Extract:
The Association of American Universities (AAU) has received a grant from the National Science Foundation (NSF) to examine the role a national association can play in expanding reform efforts aimed at improving the quality of undergraduate teaching and learning in science, technology, engineering and mathematics (STEM) fields at its member institutions. The grant was awarded by the NSF “Improving Undergraduate STEM Education” (IUSE) program in the Education and Human Resources Directorate.
In 2011, AAU launched a five-year initiative to influence the culture of STEM departments at AAU institutions so that faculty members are encouraged to use “evidence-based” teaching practices, and are given training and other support to do so. Evidence-based practices are those proven by research to be more effective in helping students learn and in better engaging students in STEM disciplines. They generally provide for less classroom time spent on lectures and more on student engagement with faculty and hands-on work.

Stored dataset items:
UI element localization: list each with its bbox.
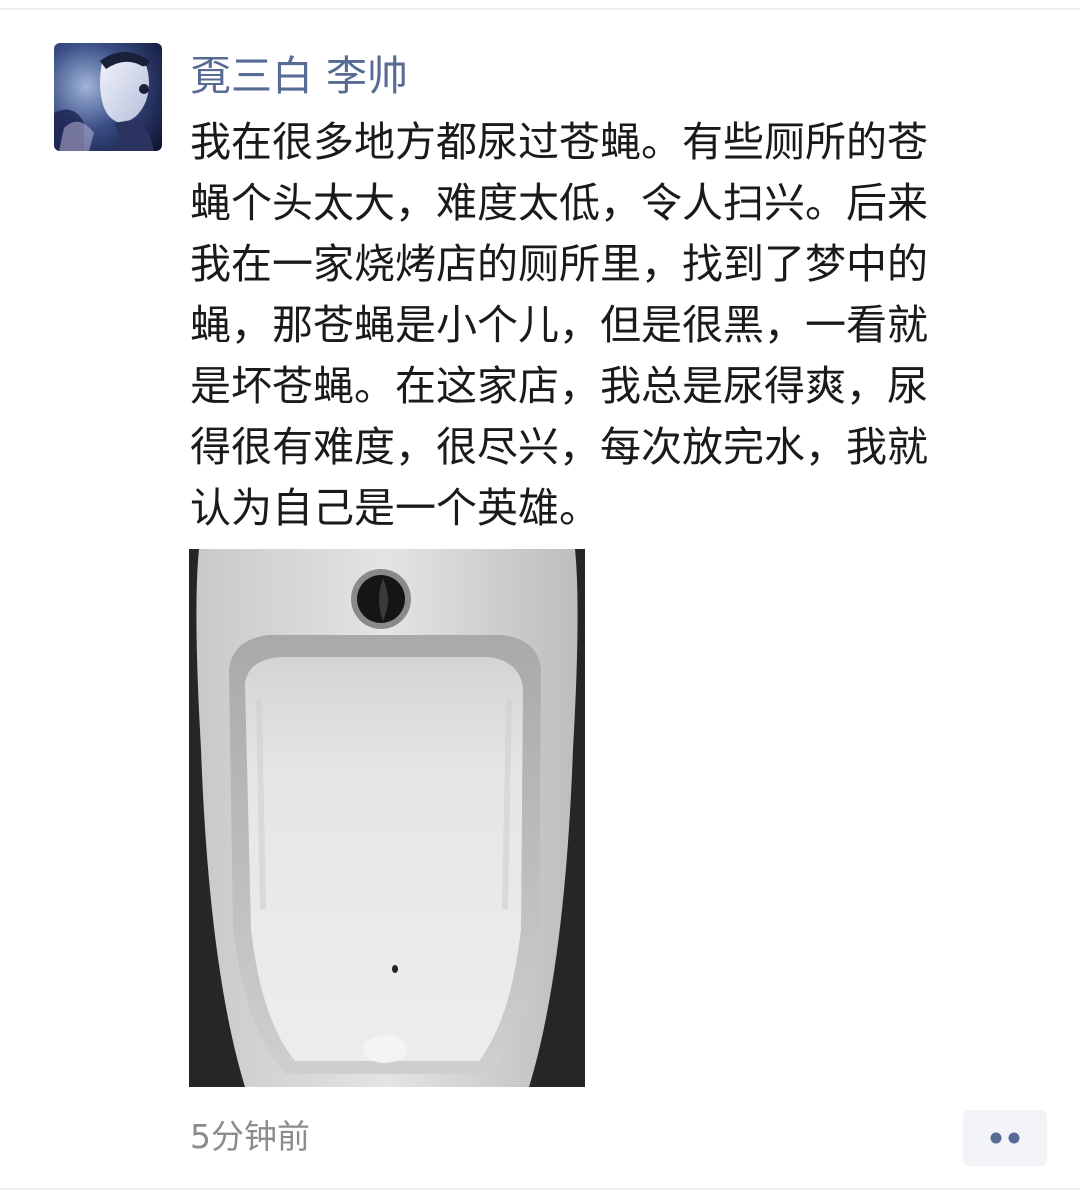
- post-text-line: 是坏苍蝇。在这家店，我总是尿得爽，尿: [190, 362, 928, 410]
- post-text-line: 得很有难度，很尽兴，每次放完水，我就: [190, 423, 928, 471]
- post-text: 我在很多地方都尿过苍蝇。有些厕所的苍 蝇个头太大，难度太低，令人扫兴。后来 我在…: [190, 112, 1030, 539]
- top-divider: [0, 8, 1080, 10]
- post-time: 5分钟前: [190, 1117, 310, 1156]
- post-image[interactable]: [189, 549, 585, 1087]
- post-text-line: 认为自己是一个英雄。: [190, 484, 600, 532]
- bottom-divider: [0, 1188, 1080, 1190]
- post-text-line: 蝇，那苍蝇是小个儿，但是很黑，一看就: [190, 301, 928, 349]
- moments-post: 覔三白 李帅 我在很多地方都尿过苍蝇。有些厕所的苍 蝇个头太大，难度太低，令人扫…: [0, 0, 1080, 1196]
- avatar[interactable]: [54, 43, 162, 151]
- more-options-button[interactable]: [963, 1110, 1047, 1166]
- more-dots-icon: [990, 1132, 1020, 1144]
- author-name[interactable]: 覔三白 李帅: [190, 46, 408, 106]
- post-text-line: 我在一家烧烤店的厕所里，找到了梦中的: [190, 240, 928, 288]
- avatar-image: [54, 43, 162, 151]
- urinal-photo-icon: [189, 549, 585, 1087]
- post-text-line: 我在很多地方都尿过苍蝇。有些厕所的苍: [190, 118, 928, 166]
- post-text-line: 蝇个头太大，难度太低，令人扫兴。后来: [190, 179, 928, 227]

Exercise requirements:
a – Using the AAU grant text above, what are the answers to these questions?
(i) Which NSF program awarded the grant to AAU?
(ii) In what year did AAU launch its five-year initiative?
(iii) What do evidence-based practices generally provide for in the classroom?
b – Can you reproduce the AAU grant text from "The Association of" to "Human Resources Directorate."?

Solutions per task:
a –
(i) The "Improving Undergraduate STEM Education" (IUSE) program in the Education and Human Resources Directorate.
(ii) 2011.
(iii) Less classroom time spent on lectures and more on student engagement with faculty and hands-on work.

b –
The Association of American Universities (AAU) has received a grant from the National Science Foundation (NSF) to examine the role a national association can play in expanding reform efforts aimed at improving the quality of undergraduate teaching and learning in science, technology, engineering and mathematics (STEM) fields at its member institutions. The grant was awarded by the NSF “Improving Undergraduate STEM Education” (IUSE) program in the Education and Human Resources Directorate.